>> Start Information given
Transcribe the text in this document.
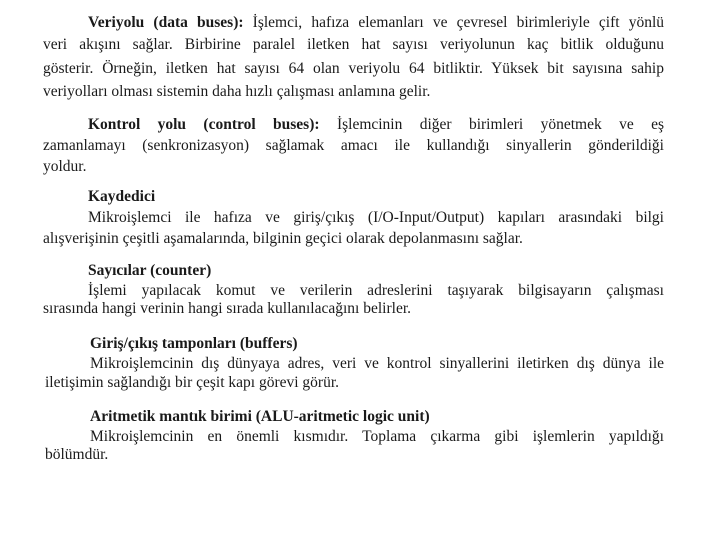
Veriyolu (data buses): İşlemci, hafıza elemanları ve çevresel birimleriyle çift yönlü
veri akışını sağlar. Birbirine paralel iletken hat sayısı veriyolunun kaç bitlik olduğunu
gösterir. Örneğin, iletken hat sayısı 64 olan veriyolu 64 bitliktir. Yüksek bit sayısına sahip
veriyolları olması sistemin daha hızlı çalışması anlamına gelir.
Kontrol yolu (control buses): İşlemcinin diğer birimleri yönetmek ve eş
zamanlamayı (senkronizasyon) sağlamak amacı ile kullandığı sinyallerin gönderildiği
yoldur.
Kaydedici
Mikroişlemci ile hafıza ve giriş/çıkış (I/O-Input/Output) kapıları arasındaki bilgi
alışverişinin çeşitli aşamalarında, bilginin geçici olarak depolanmasını sağlar.
Sayıcılar (counter)
İşlemi yapılacak komut ve verilerin adreslerini taşıyarak bilgisayarın çalışması
sırasında hangi verinin hangi sırada kullanılacağını belirler.
Giriş/çıkış tamponları (buffers)
Mikroişlemcinin dış dünyaya adres, veri ve kontrol sinyallerini iletirken dış dünya ile
iletişimin sağlandığı bir çeşit kapı görevi görür.
Aritmetik mantık birimi (ALU-aritmetic logic unit)
Mikroişlemcinin en önemli kısmıdır. Toplama çıkarma gibi işlemlerin yapıldığı
bölümdür.
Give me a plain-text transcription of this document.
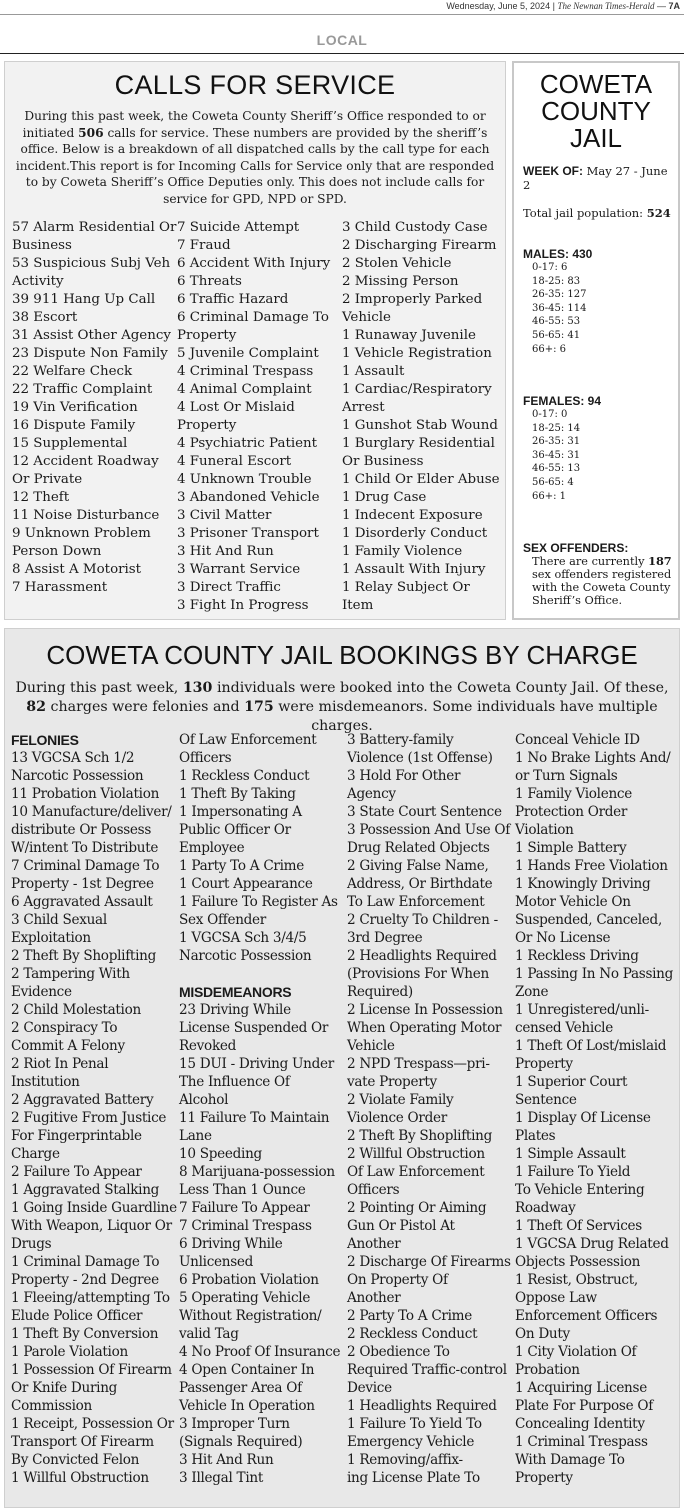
Wednesday, June 5, 2024 | The Newnan Times-Herald — 7A
LOCAL
CALLS FOR SERVICE
During this past week, the Coweta County Sheriff’s Office responded to or initiated 506 calls for service. These numbers are provided by the sheriff’s office. Below is a breakdown of all dispatched calls by the call type for each incident.This report is for Incoming Calls for Service only that are responded to by Coweta Sheriff’s Office Deputies only. This does not include calls for service for GPD, NPD or SPD.
57 Alarm Residential Or Business
53 Suspicious Subj Veh Activity
39 911 Hang Up Call
38 Escort
31 Assist Other Agency
23 Dispute Non Family
22 Welfare Check
22 Traffic Complaint
19 Vin Verification
16 Dispute Family
15 Supplemental
12 Accident Roadway Or Private
12 Theft
11 Noise Disturbance
9 Unknown Problem Person Down
8 Assist A Motorist
7 Harassment
7 Suicide Attempt
7 Fraud
6 Accident With Injury
6 Threats
6 Traffic Hazard
6 Criminal Damage To Property
5 Juvenile Complaint
4 Criminal Trespass
4 Animal Complaint
4 Lost Or Mislaid Property
4 Psychiatric Patient
4 Funeral Escort
4 Unknown Trouble
3 Abandoned Vehicle
3 Civil Matter
3 Prisoner Transport
3 Hit And Run
3 Warrant Service
3 Direct Traffic
3 Fight In Progress
3 Child Custody Case
2 Discharging Firearm
2 Stolen Vehicle
2 Missing Person
2 Improperly Parked Vehicle
1 Runaway Juvenile
1 Vehicle Registration
1 Assault
1 Cardiac/Respiratory Arrest
1 Gunshot Stab Wound
1 Burglary Residential Or Business
1 Child Or Elder Abuse
1 Drug Case
1 Indecent Exposure
1 Disorderly Conduct
1 Family Violence
1 Assault With Injury
1 Relay Subject Or Item
COWETA
COUNTY
JAIL
WEEK OF: May 27 - June 2
Total jail population: 524
MALES: 430
0-17: 6
18-25: 83
26-35: 127
36-45: 114
46-55: 53
56-65: 41
66+: 6
FEMALES: 94
0-17: 0
18-25: 14
26-35: 31
36-45: 31
46-55: 13
56-65: 4
66+: 1
SEX OFFENDERS:
There are currently 187 sex offenders registered with the Coweta County Sheriff’s Office.
COWETA COUNTY JAIL BOOKINGS BY CHARGE
During this past week, 130 individuals were booked into the Coweta County Jail. Of these, 82 charges were felonies and 175 were misdemeanors. Some individuals have multiple charges.
FELONIES
13 VGCSA Sch 1/2
Narcotic Possession
11 Probation Violation
10 Manufacture/deliver/
distribute Or Possess
W/intent To Distribute
7 Criminal Damage To
Property - 1st Degree
6 Aggravated Assault
3 Child Sexual
Exploitation
2 Theft By Shoplifting
2 Tampering With
Evidence
2 Child Molestation
2 Conspiracy To
Commit A Felony
2 Riot In Penal
Institution
2 Aggravated Battery
2 Fugitive From Justice
For Fingerprintable
Charge
2 Failure To Appear
1 Aggravated Stalking
1 Going Inside Guardline
With Weapon, Liquor Or
Drugs
1 Criminal Damage To
Property - 2nd Degree
1 Fleeing/attempting To
Elude Police Officer
1 Theft By Conversion
1 Parole Violation
1 Possession Of Firearm
Or Knife During
Commission
1 Receipt, Possession Or
Transport Of Firearm
By Convicted Felon
1 Willful Obstruction
Of Law Enforcement
Officers
1 Reckless Conduct
1 Theft By Taking
1 Impersonating A
Public Officer Or
Employee
1 Party To A Crime
1 Court Appearance
1 Failure To Register As
Sex Offender
1 VGCSA Sch 3/4/5
Narcotic Possession
MISDEMEANORS
23 Driving While
License Suspended Or
Revoked
15 DUI - Driving Under
The Influence Of
Alcohol
11 Failure To Maintain
Lane
10 Speeding
8 Marijuana-possession
Less Than 1 Ounce
7 Failure To Appear
7 Criminal Trespass
6 Driving While
Unlicensed
6 Probation Violation
5 Operating Vehicle
Without Registration/
valid Tag
4 No Proof Of Insurance
4 Open Container In
Passenger Area Of
Vehicle In Operation
3 Improper Turn
(Signals Required)
3 Hit And Run
3 Illegal Tint
3 Battery-family
Violence (1st Offense)
3 Hold For Other
Agency
3 State Court Sentence
3 Possession And Use Of
Drug Related Objects
2 Giving False Name,
Address, Or Birthdate
To Law Enforcement
2 Cruelty To Children -
3rd Degree
2 Headlights Required
(Provisions For When
Required)
2 License In Possession
When Operating Motor
Vehicle
2 NPD Trespass—pri-
vate Property
2 Violate Family
Violence Order
2 Theft By Shoplifting
2 Willful Obstruction
Of Law Enforcement
Officers
2 Pointing Or Aiming
Gun Or Pistol At
Another
2 Discharge Of Firearms
On Property Of
Another
2 Party To A Crime
2 Reckless Conduct
2 Obedience To
Required Traffic-control
Device
1 Headlights Required
1 Failure To Yield To
Emergency Vehicle
1 Removing/affix-
ing License Plate To
Conceal Vehicle ID
1 No Brake Lights And/
or Turn Signals
1 Family Violence
Protection Order
Violation
1 Simple Battery
1 Hands Free Violation
1 Knowingly Driving
Motor Vehicle On
Suspended, Canceled,
Or No License
1 Reckless Driving
1 Passing In No Passing
Zone
1 Unregistered/unli-
censed Vehicle
1 Theft Of Lost/mislaid
Property
1 Superior Court
Sentence
1 Display Of License
Plates
1 Simple Assault
1 Failure To Yield
To Vehicle Entering
Roadway
1 Theft Of Services
1 VGCSA Drug Related
Objects Possession
1 Resist, Obstruct,
Oppose Law
Enforcement Officers
On Duty
1 City Violation Of
Probation
1 Acquiring License
Plate For Purpose Of
Concealing Identity
1 Criminal Trespass
With Damage To
Property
>> End Information given
Scan the lines above for "Mikroişlemcinin", then copy every one that has it.

Mikroişlemcinin dış dünyaya adres, veri ve kontrol sinyallerini iletirken dış dünya ile
Mikroişlemcinin en önemli kısmıdır. Toplama çıkarma gibi işlemlerin yapıldığı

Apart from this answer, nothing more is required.